What is being asked:
Quote the entries in full, character for character, without their images.

Records for the exercise:

* * *

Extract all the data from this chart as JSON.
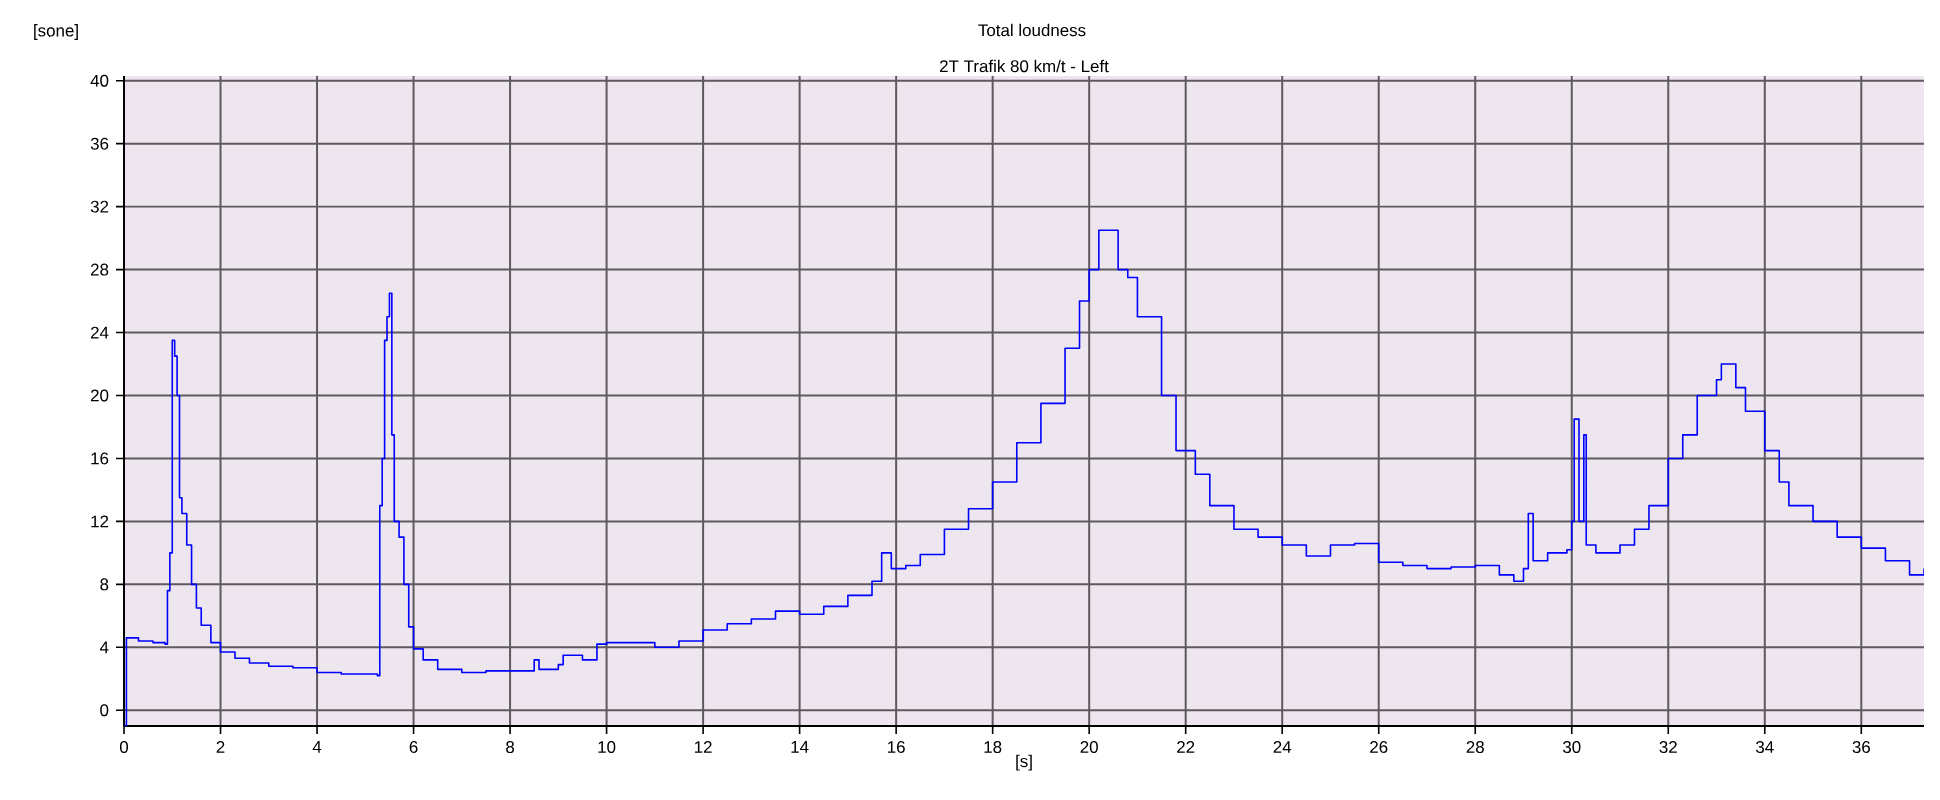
{
  "chart_data": {
    "type": "step",
    "title": "Total loudness",
    "subtitle": "2T Trafik 80 km/t - Left",
    "xlabel": "[s]",
    "ylabel": "[sone]",
    "xlim": [
      0,
      37.3
    ],
    "ylim": [
      -1,
      40.3
    ],
    "xticks": [
      0,
      2,
      4,
      6,
      8,
      10,
      12,
      14,
      16,
      18,
      20,
      22,
      24,
      26,
      28,
      30,
      32,
      34,
      36
    ],
    "yticks": [
      0,
      4,
      8,
      12,
      16,
      20,
      24,
      28,
      32,
      36,
      40
    ],
    "grid": true,
    "marker": "none",
    "line_style": "solid",
    "series": [
      {
        "color": "#0000ff",
        "x": [
          0,
          0.05,
          0.3,
          0.6,
          0.85,
          0.9,
          0.95,
          1.0,
          1.05,
          1.1,
          1.15,
          1.2,
          1.3,
          1.4,
          1.5,
          1.6,
          1.8,
          2.0,
          2.3,
          2.6,
          3.0,
          3.5,
          4.0,
          4.5,
          5.0,
          5.25,
          5.3,
          5.35,
          5.4,
          5.45,
          5.5,
          5.55,
          5.6,
          5.7,
          5.8,
          5.9,
          6.0,
          6.2,
          6.5,
          7,
          7.5,
          8,
          8.5,
          8.6,
          9,
          9.1,
          9.5,
          9.8,
          10,
          11,
          11.5,
          12,
          12.5,
          13,
          13.5,
          14,
          14.5,
          15,
          15.5,
          15.7,
          15.9,
          16.2,
          16.5,
          17,
          17.5,
          18,
          18.5,
          19,
          19.5,
          19.8,
          20.0,
          20.2,
          20.4,
          20.6,
          20.8,
          21,
          21.5,
          21.8,
          22.2,
          22.5,
          23,
          23.5,
          24,
          24.5,
          25,
          25.5,
          26,
          26.5,
          27,
          27.5,
          28,
          28.5,
          28.8,
          29.0,
          29.1,
          29.2,
          29.5,
          29.9,
          30.0,
          30.05,
          30.15,
          30.25,
          30.3,
          30.5,
          31,
          31.3,
          31.6,
          32,
          32.3,
          32.6,
          33,
          33.1,
          33.4,
          33.6,
          34,
          34.3,
          34.5,
          35,
          35.5,
          36,
          36.5,
          37,
          37.3
        ],
        "values": [
          -1,
          4.6,
          4.4,
          4.3,
          4.2,
          7.6,
          10,
          23.5,
          22.5,
          20,
          13.5,
          12.5,
          10.5,
          8,
          6.5,
          5.4,
          4.3,
          3.7,
          3.3,
          3.0,
          2.8,
          2.7,
          2.4,
          2.3,
          2.3,
          2.2,
          13,
          16,
          23.5,
          25,
          26.5,
          17.5,
          12,
          11,
          8,
          5.3,
          3.9,
          3.2,
          2.6,
          2.4,
          2.5,
          2.5,
          3.2,
          2.6,
          2.9,
          3.5,
          3.2,
          4.2,
          4.3,
          4.0,
          4.4,
          5.1,
          5.5,
          5.8,
          6.3,
          6.1,
          6.6,
          7.3,
          8.2,
          10,
          9.0,
          9.2,
          9.9,
          11.5,
          12.8,
          14.5,
          17,
          19.5,
          23,
          26,
          28,
          30.5,
          30.5,
          28,
          27.5,
          25,
          20,
          16.5,
          15,
          13,
          11.5,
          11,
          10.5,
          9.8,
          10.5,
          10.6,
          9.4,
          9.2,
          9.0,
          9.1,
          9.2,
          8.6,
          8.2,
          9.0,
          12.5,
          9.5,
          10,
          10.2,
          12,
          18.5,
          12,
          17.5,
          10.5,
          10.0,
          10.5,
          11.5,
          13,
          16,
          17.5,
          20,
          21,
          22,
          20.5,
          19,
          16.5,
          14.5,
          13,
          12,
          11,
          10.3,
          9.5,
          8.6,
          9.0
        ]
      }
    ]
  }
}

* * *

Solution for this problem:
Extract all the data from this chart as JSON.
{
  "chart_data": {
    "type": "step",
    "title": "Total loudness",
    "subtitle": "2T Trafik 80 km/t - Left",
    "xlabel": "[s]",
    "ylabel": "[sone]",
    "xlim": [
      0,
      37.3
    ],
    "ylim": [
      -1,
      40.3
    ],
    "xticks": [
      0,
      2,
      4,
      6,
      8,
      10,
      12,
      14,
      16,
      18,
      20,
      22,
      24,
      26,
      28,
      30,
      32,
      34,
      36
    ],
    "yticks": [
      0,
      4,
      8,
      12,
      16,
      20,
      24,
      28,
      32,
      36,
      40
    ],
    "grid": true,
    "marker": "none",
    "line_style": "solid",
    "series": [
      {
        "color": "#0000ff",
        "x": [
          0,
          0.05,
          0.3,
          0.6,
          0.85,
          0.9,
          0.95,
          1.0,
          1.05,
          1.1,
          1.15,
          1.2,
          1.3,
          1.4,
          1.5,
          1.6,
          1.8,
          2.0,
          2.3,
          2.6,
          3.0,
          3.5,
          4.0,
          4.5,
          5.0,
          5.25,
          5.3,
          5.35,
          5.4,
          5.45,
          5.5,
          5.55,
          5.6,
          5.7,
          5.8,
          5.9,
          6.0,
          6.2,
          6.5,
          7,
          7.5,
          8,
          8.5,
          8.6,
          9,
          9.1,
          9.5,
          9.8,
          10,
          11,
          11.5,
          12,
          12.5,
          13,
          13.5,
          14,
          14.5,
          15,
          15.5,
          15.7,
          15.9,
          16.2,
          16.5,
          17,
          17.5,
          18,
          18.5,
          19,
          19.5,
          19.8,
          20.0,
          20.2,
          20.4,
          20.6,
          20.8,
          21,
          21.5,
          21.8,
          22.2,
          22.5,
          23,
          23.5,
          24,
          24.5,
          25,
          25.5,
          26,
          26.5,
          27,
          27.5,
          28,
          28.5,
          28.8,
          29.0,
          29.1,
          29.2,
          29.5,
          29.9,
          30.0,
          30.05,
          30.15,
          30.25,
          30.3,
          30.5,
          31,
          31.3,
          31.6,
          32,
          32.3,
          32.6,
          33,
          33.1,
          33.4,
          33.6,
          34,
          34.3,
          34.5,
          35,
          35.5,
          36,
          36.5,
          37,
          37.3
        ],
        "values": [
          -1,
          4.6,
          4.4,
          4.3,
          4.2,
          7.6,
          10,
          23.5,
          22.5,
          20,
          13.5,
          12.5,
          10.5,
          8,
          6.5,
          5.4,
          4.3,
          3.7,
          3.3,
          3.0,
          2.8,
          2.7,
          2.4,
          2.3,
          2.3,
          2.2,
          13,
          16,
          23.5,
          25,
          26.5,
          17.5,
          12,
          11,
          8,
          5.3,
          3.9,
          3.2,
          2.6,
          2.4,
          2.5,
          2.5,
          3.2,
          2.6,
          2.9,
          3.5,
          3.2,
          4.2,
          4.3,
          4.0,
          4.4,
          5.1,
          5.5,
          5.8,
          6.3,
          6.1,
          6.6,
          7.3,
          8.2,
          10,
          9.0,
          9.2,
          9.9,
          11.5,
          12.8,
          14.5,
          17,
          19.5,
          23,
          26,
          28,
          30.5,
          30.5,
          28,
          27.5,
          25,
          20,
          16.5,
          15,
          13,
          11.5,
          11,
          10.5,
          9.8,
          10.5,
          10.6,
          9.4,
          9.2,
          9.0,
          9.1,
          9.2,
          8.6,
          8.2,
          9.0,
          12.5,
          9.5,
          10,
          10.2,
          12,
          18.5,
          12,
          17.5,
          10.5,
          10.0,
          10.5,
          11.5,
          13,
          16,
          17.5,
          20,
          21,
          22,
          20.5,
          19,
          16.5,
          14.5,
          13,
          12,
          11,
          10.3,
          9.5,
          8.6,
          9.0
        ]
      }
    ]
  }
}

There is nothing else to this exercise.